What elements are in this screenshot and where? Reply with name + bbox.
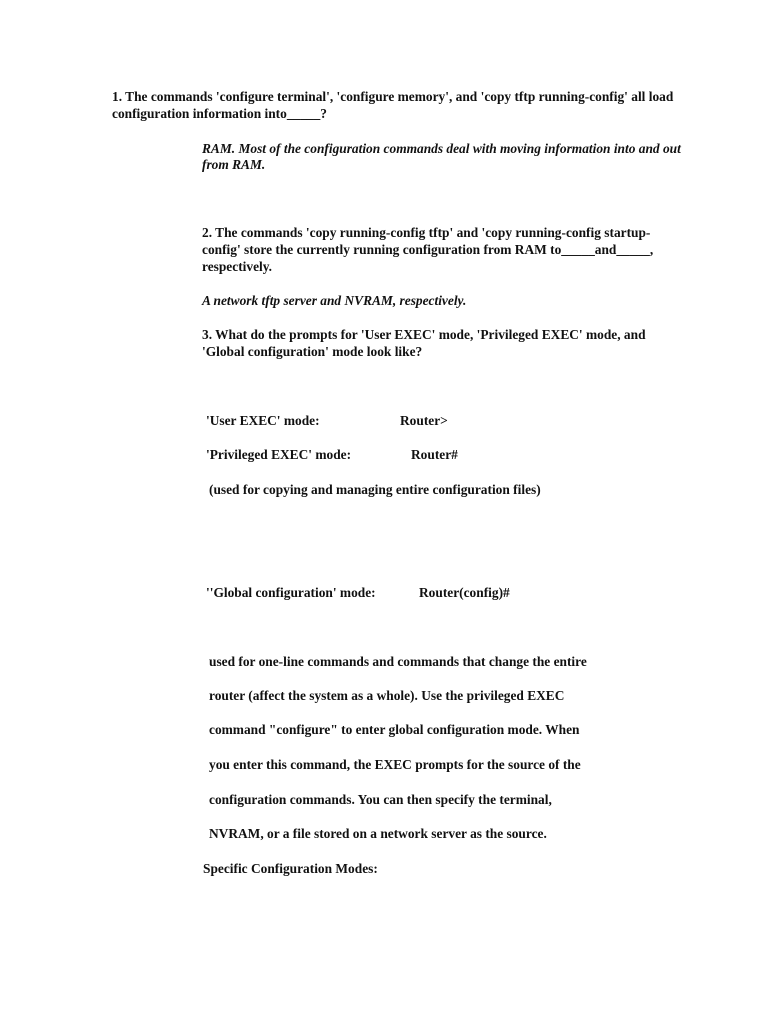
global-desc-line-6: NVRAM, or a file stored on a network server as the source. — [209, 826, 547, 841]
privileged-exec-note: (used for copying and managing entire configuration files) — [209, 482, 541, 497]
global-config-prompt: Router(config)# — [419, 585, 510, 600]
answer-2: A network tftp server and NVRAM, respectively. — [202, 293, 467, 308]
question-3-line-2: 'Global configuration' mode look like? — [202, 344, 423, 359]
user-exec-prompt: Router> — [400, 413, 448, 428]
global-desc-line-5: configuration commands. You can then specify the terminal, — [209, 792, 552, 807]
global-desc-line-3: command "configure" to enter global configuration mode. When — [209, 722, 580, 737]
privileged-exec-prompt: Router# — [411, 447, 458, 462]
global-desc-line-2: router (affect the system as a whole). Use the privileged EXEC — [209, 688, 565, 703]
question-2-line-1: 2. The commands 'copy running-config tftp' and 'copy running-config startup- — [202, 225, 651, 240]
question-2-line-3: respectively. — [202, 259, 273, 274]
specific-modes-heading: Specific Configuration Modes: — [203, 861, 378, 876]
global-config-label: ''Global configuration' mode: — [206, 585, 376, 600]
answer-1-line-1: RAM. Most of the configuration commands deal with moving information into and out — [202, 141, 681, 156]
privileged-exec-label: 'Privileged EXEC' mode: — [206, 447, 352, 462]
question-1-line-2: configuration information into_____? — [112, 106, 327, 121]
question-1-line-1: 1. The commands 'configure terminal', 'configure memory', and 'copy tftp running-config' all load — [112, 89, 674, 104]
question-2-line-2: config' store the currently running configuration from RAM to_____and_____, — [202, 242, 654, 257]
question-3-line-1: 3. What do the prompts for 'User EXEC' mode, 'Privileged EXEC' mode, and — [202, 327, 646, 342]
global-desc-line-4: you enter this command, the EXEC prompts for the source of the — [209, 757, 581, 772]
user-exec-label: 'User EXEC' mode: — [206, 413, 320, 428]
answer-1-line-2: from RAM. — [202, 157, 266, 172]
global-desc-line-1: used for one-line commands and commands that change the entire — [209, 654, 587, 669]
——
§ **JOB**: Switch every "NVRAM" in the material above to "flash memory" and give all of its lines again unchanged otherwise, omitting the pictures.

§ **RESPONSE TO THIS EXERCISE**:
What elements are in this screenshot and where? Reply with name + bbox.
global-desc-line-6: flash memory, or a file stored on a network server as the source. — [209, 826, 547, 841]
privileged-exec-note: (used for copying and managing entire configuration files) — [209, 482, 541, 497]
global-config-prompt: Router(config)# — [419, 585, 510, 600]
answer-2: A network tftp server and flash memory, respectively. — [202, 293, 467, 308]
question-3-line-2: 'Global configuration' mode look like? — [202, 344, 423, 359]
user-exec-prompt: Router> — [400, 413, 448, 428]
global-desc-line-5: configuration commands. You can then specify the terminal, — [209, 792, 552, 807]
global-desc-line-3: command "configure" to enter global configuration mode. When — [209, 722, 580, 737]
privileged-exec-prompt: Router# — [411, 447, 458, 462]
global-desc-line-2: router (affect the system as a whole). Use the privileged EXEC — [209, 688, 565, 703]
question-2-line-1: 2. The commands 'copy running-config tftp' and 'copy running-config startup- — [202, 225, 651, 240]
question-2-line-3: respectively. — [202, 259, 273, 274]
specific-modes-heading: Specific Configuration Modes: — [203, 861, 378, 876]
global-config-label: ''Global configuration' mode: — [206, 585, 376, 600]
answer-1-line-1: RAM. Most of the configuration commands deal with moving information into and out — [202, 141, 681, 156]
privileged-exec-label: 'Privileged EXEC' mode: — [206, 447, 352, 462]
question-1-line-2: configuration information into_____? — [112, 106, 327, 121]
question-1-line-1: 1. The commands 'configure terminal', 'configure memory', and 'copy tftp running-config' all load — [112, 89, 674, 104]
question-2-line-2: config' store the currently running configuration from RAM to_____and_____, — [202, 242, 654, 257]
question-3-line-1: 3. What do the prompts for 'User EXEC' mode, 'Privileged EXEC' mode, and — [202, 327, 646, 342]
global-desc-line-4: you enter this command, the EXEC prompts for the source of the — [209, 757, 581, 772]
user-exec-label: 'User EXEC' mode: — [206, 413, 320, 428]
answer-1-line-2: from RAM. — [202, 157, 266, 172]
global-desc-line-1: used for one-line commands and commands that change the entire — [209, 654, 587, 669]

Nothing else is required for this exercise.